══ Data entries
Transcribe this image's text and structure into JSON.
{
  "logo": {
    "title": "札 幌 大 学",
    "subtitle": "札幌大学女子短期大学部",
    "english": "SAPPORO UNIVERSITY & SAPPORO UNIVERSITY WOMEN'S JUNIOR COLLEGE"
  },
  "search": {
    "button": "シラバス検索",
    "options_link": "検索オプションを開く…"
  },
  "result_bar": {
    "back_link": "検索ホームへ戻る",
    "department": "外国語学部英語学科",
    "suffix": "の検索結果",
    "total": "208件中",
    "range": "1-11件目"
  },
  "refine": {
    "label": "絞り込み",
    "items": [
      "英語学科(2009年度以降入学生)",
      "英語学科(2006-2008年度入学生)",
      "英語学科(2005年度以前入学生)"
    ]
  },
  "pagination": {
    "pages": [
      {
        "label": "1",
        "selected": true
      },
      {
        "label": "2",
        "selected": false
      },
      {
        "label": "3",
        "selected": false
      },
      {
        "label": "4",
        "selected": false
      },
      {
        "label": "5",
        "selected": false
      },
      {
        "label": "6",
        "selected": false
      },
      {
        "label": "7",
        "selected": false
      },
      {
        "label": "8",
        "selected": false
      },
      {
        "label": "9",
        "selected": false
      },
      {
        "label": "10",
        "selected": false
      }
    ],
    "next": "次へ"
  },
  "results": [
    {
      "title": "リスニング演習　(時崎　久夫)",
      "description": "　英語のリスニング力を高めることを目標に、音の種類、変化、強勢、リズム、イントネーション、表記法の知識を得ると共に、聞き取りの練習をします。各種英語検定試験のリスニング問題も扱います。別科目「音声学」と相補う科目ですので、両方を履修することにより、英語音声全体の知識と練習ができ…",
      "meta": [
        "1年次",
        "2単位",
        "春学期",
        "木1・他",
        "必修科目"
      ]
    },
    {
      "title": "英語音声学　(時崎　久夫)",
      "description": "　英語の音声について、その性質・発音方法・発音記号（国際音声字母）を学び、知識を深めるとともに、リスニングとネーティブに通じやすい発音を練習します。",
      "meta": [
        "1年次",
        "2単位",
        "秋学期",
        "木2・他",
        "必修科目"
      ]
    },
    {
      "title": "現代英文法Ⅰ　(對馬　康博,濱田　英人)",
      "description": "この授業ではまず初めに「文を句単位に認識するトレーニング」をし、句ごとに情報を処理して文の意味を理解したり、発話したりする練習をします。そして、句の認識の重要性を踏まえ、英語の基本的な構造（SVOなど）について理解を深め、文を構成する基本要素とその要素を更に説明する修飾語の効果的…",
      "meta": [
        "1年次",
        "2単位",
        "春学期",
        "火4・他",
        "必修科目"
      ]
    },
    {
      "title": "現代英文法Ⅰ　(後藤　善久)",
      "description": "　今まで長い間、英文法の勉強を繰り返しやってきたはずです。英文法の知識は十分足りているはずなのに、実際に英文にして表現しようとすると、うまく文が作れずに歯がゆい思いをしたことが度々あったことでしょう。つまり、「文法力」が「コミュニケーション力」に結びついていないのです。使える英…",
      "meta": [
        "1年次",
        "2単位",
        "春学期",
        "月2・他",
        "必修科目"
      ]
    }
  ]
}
════
Without omitting anything, output the entries exactly.

Answer:
Transcribe this image's text and structure into JSON.
{
  "logo": {
    "title": "札 幌 大 学",
    "subtitle": "札幌大学女子短期大学部",
    "english": "SAPPORO UNIVERSITY & SAPPORO UNIVERSITY WOMEN'S JUNIOR COLLEGE"
  },
  "search": {
    "button": "シラバス検索",
    "options_link": "検索オプションを開く…"
  },
  "result_bar": {
    "back_link": "検索ホームへ戻る",
    "department": "外国語学部英語学科",
    "suffix": "の検索結果",
    "total": "208件中",
    "range": "1-11件目"
  },
  "refine": {
    "label": "絞り込み",
    "items": [
      "英語学科(2009年度以降入学生)",
      "英語学科(2006-2008年度入学生)",
      "英語学科(2005年度以前入学生)"
    ]
  },
  "pagination": {
    "pages": [
      {
        "label": "1",
        "selected": true
      },
      {
        "label": "2",
        "selected": false
      },
      {
        "label": "3",
        "selected": false
      },
      {
        "label": "4",
        "selected": false
      },
      {
        "label": "5",
        "selected": false
      },
      {
        "label": "6",
        "selected": false
      },
      {
        "label": "7",
        "selected": false
      },
      {
        "label": "8",
        "selected": false
      },
      {
        "label": "9",
        "selected": false
      },
      {
        "label": "10",
        "selected": false
      }
    ],
    "next": "次へ"
  },
  "results": [
    {
      "title": "リスニング演習　(時崎　久夫)",
      "description": "　英語のリスニング力を高めることを目標に、音の種類、変化、強勢、リズム、イントネーション、表記法の知識を得ると共に、聞き取りの練習をします。各種英語検定試験のリスニング問題も扱います。別科目「音声学」と相補う科目ですので、両方を履修することにより、英語音声全体の知識と練習ができ…",
      "meta": [
        "1年次",
        "2単位",
        "春学期",
        "木1・他",
        "必修科目"
      ]
    },
    {
      "title": "英語音声学　(時崎　久夫)",
      "description": "　英語の音声について、その性質・発音方法・発音記号（国際音声字母）を学び、知識を深めるとともに、リスニングとネーティブに通じやすい発音を練習します。",
      "meta": [
        "1年次",
        "2単位",
        "秋学期",
        "木2・他",
        "必修科目"
      ]
    },
    {
      "title": "現代英文法Ⅰ　(對馬　康博,濱田　英人)",
      "description": "この授業ではまず初めに「文を句単位に認識するトレーニング」をし、句ごとに情報を処理して文の意味を理解したり、発話したりする練習をします。そして、句の認識の重要性を踏まえ、英語の基本的な構造（SVOなど）について理解を深め、文を構成する基本要素とその要素を更に説明する修飾語の効果的…",
      "meta": [
        "1年次",
        "2単位",
        "春学期",
        "火4・他",
        "必修科目"
      ]
    },
    {
      "title": "現代英文法Ⅰ　(後藤　善久)",
      "description": "　今まで長い間、英文法の勉強を繰り返しやってきたはずです。英文法の知識は十分足りているはずなのに、実際に英文にして表現しようとすると、うまく文が作れずに歯がゆい思いをしたことが度々あったことでしょう。つまり、「文法力」が「コミュニケーション力」に結びついていないのです。使える英…",
      "meta": [
        "1年次",
        "2単位",
        "春学期",
        "月2・他",
        "必修科目"
      ]
    }
  ]
}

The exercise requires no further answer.